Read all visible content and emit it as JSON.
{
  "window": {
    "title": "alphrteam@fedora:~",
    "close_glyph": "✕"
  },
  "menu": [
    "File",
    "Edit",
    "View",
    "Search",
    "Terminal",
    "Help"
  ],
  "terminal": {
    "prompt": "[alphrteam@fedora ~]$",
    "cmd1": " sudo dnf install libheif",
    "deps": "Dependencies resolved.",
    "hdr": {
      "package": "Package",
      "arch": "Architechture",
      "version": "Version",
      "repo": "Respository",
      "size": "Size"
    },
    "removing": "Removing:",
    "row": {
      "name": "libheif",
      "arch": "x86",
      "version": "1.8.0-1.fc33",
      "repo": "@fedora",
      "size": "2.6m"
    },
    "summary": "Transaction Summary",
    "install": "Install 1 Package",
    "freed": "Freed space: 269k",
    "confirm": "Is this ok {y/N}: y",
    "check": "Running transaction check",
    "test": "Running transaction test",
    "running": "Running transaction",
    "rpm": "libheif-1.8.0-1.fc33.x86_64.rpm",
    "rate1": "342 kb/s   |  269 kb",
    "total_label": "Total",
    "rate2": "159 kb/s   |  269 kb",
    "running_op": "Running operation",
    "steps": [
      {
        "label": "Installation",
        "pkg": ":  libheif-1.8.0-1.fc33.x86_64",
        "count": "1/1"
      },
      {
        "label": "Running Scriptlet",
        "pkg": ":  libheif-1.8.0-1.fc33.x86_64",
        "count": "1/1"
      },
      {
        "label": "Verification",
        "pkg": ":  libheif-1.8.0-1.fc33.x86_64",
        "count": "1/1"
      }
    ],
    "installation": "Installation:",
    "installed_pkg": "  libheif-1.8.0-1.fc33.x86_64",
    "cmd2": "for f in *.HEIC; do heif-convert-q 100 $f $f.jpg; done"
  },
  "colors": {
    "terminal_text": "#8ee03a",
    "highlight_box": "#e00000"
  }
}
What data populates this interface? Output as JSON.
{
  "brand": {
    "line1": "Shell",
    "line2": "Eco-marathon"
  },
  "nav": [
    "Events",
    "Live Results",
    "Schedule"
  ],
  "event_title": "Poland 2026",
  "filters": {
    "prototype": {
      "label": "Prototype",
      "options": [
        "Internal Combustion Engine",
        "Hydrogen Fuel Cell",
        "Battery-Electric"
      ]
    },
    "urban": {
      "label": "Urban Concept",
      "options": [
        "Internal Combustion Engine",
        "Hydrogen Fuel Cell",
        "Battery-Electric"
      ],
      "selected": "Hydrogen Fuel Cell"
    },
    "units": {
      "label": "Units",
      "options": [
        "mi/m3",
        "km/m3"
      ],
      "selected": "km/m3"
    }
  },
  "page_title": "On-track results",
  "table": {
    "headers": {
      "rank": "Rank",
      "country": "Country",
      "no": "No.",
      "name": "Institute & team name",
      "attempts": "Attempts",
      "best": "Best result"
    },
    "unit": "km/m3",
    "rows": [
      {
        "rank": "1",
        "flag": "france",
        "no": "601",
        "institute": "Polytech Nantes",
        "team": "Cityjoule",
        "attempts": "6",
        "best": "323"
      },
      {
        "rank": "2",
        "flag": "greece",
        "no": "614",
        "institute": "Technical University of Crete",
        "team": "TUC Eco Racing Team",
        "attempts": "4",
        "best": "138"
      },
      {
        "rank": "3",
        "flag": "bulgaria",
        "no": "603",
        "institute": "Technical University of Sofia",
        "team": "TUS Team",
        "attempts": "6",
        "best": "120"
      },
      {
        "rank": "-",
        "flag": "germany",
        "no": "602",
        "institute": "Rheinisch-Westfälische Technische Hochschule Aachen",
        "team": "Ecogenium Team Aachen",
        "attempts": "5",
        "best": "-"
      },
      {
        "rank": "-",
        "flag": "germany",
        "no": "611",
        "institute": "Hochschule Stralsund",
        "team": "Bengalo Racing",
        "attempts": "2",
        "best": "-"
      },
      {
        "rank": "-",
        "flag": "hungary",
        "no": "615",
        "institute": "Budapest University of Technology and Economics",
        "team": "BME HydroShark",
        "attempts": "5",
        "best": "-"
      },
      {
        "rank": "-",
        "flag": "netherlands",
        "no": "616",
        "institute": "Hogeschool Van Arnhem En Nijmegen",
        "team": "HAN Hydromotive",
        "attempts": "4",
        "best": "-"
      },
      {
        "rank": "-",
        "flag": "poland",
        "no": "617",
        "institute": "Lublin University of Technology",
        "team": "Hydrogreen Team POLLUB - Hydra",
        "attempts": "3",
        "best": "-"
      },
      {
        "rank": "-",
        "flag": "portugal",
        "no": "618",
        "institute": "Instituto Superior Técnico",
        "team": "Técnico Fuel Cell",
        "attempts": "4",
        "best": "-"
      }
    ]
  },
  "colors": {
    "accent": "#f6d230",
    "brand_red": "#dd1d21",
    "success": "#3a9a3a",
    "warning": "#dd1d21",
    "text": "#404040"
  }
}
=-=-=
WHAT THE TASK ASKS
Gather every line from the listing above in which the word "Technical" appears.

COMPLETED TASK
        "institute": "Technical University of Crete",
        "institute": "Technical University of Sofia",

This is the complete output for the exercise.